WHAT IS EXPECTED: Scan the data below for the string "right". Show every line where it turns up.

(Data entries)
⟨
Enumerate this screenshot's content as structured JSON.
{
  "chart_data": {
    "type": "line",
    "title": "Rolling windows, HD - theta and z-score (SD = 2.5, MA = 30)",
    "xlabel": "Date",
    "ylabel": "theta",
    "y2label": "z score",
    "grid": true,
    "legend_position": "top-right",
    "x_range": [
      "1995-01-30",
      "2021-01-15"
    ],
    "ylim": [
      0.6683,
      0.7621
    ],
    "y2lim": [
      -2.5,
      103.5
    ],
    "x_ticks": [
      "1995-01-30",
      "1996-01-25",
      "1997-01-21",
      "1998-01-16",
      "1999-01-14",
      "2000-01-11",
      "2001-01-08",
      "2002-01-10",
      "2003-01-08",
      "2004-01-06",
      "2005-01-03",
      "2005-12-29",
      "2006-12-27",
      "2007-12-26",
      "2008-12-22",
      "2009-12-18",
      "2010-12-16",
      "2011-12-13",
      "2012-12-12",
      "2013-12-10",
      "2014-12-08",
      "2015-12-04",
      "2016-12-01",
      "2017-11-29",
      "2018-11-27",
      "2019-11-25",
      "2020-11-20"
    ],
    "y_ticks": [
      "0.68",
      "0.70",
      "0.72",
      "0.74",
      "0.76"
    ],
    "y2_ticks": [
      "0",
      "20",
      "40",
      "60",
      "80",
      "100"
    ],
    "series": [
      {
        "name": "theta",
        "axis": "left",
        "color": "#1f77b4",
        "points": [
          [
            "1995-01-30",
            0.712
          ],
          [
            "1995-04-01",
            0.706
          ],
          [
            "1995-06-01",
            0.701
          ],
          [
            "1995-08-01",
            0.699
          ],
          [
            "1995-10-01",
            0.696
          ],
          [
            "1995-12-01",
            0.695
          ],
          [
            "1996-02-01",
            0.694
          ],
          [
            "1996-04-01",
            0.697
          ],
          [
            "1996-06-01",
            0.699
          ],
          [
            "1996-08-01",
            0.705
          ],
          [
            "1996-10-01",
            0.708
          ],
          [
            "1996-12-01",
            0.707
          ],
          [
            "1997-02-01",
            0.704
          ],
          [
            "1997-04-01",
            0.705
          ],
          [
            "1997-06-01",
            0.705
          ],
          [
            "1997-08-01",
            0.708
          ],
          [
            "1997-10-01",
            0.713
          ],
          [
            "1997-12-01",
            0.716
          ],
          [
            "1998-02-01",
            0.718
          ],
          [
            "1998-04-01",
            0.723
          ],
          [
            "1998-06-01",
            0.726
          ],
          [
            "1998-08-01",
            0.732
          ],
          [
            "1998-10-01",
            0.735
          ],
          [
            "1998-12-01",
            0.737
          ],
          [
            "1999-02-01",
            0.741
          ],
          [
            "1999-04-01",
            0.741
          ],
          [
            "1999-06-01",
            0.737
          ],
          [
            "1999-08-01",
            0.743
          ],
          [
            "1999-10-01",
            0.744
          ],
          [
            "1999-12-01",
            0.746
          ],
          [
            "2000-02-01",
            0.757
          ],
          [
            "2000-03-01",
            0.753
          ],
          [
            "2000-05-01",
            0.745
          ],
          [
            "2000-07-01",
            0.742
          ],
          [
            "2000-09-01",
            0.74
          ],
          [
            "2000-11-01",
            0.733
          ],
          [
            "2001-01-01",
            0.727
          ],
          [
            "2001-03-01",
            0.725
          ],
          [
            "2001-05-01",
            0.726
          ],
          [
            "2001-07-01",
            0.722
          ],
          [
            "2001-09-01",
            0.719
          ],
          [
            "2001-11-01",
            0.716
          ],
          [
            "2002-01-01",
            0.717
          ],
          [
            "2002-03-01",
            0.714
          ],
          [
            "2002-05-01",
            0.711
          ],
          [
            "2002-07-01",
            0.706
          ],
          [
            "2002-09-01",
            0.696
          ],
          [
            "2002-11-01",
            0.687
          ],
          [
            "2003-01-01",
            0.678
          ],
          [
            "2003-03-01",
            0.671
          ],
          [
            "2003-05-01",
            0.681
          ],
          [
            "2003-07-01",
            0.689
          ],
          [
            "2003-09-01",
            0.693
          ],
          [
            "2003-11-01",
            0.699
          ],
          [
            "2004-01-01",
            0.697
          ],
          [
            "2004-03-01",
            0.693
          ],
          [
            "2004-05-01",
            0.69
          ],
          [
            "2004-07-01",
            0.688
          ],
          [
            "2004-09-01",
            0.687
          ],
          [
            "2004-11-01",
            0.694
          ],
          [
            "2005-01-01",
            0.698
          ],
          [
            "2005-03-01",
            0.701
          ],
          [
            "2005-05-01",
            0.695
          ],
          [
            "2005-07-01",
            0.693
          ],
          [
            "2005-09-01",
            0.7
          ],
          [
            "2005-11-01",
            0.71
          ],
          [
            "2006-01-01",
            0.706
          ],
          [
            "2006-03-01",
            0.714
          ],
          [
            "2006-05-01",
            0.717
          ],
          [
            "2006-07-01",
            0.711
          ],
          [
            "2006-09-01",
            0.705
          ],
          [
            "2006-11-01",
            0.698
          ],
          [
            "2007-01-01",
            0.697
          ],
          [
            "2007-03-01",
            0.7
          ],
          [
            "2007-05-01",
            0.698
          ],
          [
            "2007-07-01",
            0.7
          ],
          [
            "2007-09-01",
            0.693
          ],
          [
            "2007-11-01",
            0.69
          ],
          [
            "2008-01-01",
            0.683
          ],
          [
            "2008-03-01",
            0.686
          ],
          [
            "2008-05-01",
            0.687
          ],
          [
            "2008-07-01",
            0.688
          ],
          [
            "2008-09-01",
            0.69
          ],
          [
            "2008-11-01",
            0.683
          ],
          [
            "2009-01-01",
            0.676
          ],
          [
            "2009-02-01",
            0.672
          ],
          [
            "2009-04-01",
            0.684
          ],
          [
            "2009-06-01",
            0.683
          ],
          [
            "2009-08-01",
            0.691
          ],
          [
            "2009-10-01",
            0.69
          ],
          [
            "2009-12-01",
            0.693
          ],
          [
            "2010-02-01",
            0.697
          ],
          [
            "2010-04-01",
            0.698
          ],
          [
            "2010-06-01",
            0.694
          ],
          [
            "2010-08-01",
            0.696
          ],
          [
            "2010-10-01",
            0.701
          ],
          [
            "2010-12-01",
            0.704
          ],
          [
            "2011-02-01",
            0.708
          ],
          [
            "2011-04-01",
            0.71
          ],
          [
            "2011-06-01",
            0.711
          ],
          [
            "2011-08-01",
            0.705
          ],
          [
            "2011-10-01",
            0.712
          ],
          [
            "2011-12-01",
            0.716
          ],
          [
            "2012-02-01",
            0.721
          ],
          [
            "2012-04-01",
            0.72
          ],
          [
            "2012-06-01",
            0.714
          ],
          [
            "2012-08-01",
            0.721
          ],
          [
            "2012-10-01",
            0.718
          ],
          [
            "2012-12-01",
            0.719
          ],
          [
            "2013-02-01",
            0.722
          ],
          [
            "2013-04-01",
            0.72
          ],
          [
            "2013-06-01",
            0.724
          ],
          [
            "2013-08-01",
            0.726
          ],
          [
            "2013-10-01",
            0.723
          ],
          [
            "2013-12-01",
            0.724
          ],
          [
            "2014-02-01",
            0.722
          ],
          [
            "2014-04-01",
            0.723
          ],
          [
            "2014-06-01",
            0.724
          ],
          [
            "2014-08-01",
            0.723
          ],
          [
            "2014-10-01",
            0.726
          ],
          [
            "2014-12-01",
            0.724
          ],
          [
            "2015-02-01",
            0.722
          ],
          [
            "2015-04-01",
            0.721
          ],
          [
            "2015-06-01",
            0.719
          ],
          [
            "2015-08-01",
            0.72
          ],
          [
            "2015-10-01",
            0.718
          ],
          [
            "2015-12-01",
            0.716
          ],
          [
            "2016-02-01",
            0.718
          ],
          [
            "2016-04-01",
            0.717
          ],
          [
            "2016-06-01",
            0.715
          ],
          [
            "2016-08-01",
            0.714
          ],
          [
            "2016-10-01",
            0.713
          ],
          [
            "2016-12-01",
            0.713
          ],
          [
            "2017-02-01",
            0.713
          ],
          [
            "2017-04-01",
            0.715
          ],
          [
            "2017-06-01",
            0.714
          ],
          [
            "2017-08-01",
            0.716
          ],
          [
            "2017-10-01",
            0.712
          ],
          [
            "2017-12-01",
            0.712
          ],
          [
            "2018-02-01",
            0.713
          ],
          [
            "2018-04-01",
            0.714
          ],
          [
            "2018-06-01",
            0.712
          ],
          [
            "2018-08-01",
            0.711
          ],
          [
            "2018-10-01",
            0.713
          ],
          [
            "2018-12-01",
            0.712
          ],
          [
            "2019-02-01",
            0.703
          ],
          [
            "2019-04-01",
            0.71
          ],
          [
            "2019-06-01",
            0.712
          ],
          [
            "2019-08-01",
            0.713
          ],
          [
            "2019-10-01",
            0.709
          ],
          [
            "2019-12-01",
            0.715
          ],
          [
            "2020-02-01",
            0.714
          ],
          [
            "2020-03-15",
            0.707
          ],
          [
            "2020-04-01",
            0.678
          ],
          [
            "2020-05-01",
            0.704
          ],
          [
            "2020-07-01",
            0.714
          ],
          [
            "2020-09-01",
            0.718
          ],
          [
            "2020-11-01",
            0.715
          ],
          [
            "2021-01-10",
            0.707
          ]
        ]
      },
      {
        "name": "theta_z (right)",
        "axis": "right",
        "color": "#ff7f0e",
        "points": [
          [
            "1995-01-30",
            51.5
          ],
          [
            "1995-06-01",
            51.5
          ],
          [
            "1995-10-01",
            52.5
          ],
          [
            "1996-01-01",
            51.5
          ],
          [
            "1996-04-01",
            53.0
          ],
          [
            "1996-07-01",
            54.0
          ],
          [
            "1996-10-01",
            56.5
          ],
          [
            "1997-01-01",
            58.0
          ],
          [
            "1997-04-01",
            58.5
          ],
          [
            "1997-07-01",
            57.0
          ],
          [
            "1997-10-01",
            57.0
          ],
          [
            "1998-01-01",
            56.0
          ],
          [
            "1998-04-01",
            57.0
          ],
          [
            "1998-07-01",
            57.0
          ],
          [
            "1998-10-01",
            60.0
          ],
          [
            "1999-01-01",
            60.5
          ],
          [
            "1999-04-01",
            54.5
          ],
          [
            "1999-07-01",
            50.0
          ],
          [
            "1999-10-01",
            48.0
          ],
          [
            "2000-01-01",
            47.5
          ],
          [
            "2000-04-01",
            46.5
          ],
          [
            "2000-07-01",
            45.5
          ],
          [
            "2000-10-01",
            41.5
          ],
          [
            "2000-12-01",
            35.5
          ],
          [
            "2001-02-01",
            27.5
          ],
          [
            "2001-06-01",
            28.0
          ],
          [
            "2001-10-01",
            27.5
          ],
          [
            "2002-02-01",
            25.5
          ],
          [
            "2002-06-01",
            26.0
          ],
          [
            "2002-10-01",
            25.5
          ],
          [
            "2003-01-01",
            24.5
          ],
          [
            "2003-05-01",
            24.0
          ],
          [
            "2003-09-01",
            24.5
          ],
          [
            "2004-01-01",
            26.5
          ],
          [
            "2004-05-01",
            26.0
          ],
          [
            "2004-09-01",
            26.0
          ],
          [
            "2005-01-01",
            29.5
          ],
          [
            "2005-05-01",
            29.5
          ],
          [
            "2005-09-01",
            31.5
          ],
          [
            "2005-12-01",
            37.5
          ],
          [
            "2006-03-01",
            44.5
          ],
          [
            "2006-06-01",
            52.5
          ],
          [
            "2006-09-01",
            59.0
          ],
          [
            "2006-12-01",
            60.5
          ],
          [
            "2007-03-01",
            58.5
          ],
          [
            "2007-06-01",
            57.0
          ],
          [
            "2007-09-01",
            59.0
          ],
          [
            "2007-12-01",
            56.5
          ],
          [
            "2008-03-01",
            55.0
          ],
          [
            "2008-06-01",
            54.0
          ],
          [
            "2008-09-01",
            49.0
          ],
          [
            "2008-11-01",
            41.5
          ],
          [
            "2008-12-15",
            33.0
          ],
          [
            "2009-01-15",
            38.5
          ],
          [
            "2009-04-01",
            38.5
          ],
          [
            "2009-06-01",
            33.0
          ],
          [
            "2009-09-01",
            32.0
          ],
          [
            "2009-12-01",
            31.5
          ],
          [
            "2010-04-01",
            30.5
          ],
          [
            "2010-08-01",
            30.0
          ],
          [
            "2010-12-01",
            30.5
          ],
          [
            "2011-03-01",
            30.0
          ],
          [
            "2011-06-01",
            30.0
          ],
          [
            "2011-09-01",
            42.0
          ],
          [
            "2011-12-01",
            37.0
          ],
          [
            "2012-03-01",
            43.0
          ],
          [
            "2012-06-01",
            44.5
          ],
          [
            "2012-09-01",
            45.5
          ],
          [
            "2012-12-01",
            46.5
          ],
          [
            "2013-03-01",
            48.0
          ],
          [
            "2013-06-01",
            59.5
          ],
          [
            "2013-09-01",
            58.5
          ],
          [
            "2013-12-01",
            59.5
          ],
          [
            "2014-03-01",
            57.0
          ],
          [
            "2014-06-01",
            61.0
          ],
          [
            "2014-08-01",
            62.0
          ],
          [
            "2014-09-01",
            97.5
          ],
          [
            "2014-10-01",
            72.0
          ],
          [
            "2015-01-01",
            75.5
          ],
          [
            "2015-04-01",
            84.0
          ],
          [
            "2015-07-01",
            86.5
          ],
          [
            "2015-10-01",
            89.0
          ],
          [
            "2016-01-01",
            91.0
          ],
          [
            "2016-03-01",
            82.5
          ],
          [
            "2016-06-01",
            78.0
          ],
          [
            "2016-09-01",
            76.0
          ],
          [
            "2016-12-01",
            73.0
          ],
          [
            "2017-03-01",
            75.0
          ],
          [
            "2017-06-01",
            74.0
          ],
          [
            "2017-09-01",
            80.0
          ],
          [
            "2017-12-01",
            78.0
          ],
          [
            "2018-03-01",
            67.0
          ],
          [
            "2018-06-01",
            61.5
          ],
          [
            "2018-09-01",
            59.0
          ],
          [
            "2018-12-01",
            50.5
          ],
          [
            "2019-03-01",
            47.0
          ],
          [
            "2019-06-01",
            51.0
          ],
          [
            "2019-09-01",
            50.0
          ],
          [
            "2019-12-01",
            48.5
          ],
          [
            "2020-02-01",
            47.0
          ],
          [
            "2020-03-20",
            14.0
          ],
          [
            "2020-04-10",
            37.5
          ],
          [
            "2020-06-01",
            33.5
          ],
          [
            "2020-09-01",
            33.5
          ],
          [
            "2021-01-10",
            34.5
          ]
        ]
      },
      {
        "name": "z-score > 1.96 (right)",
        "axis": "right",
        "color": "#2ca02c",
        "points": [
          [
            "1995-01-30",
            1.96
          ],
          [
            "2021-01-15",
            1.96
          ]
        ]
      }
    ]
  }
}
⟩
SOLUTION FOR THIS PROBLEM:
    "legend_position": "top-right",
        "name": "theta_z (right)",
        "axis": "right",
        "name": "z-score > 1.96 (right)",
        "axis": "right",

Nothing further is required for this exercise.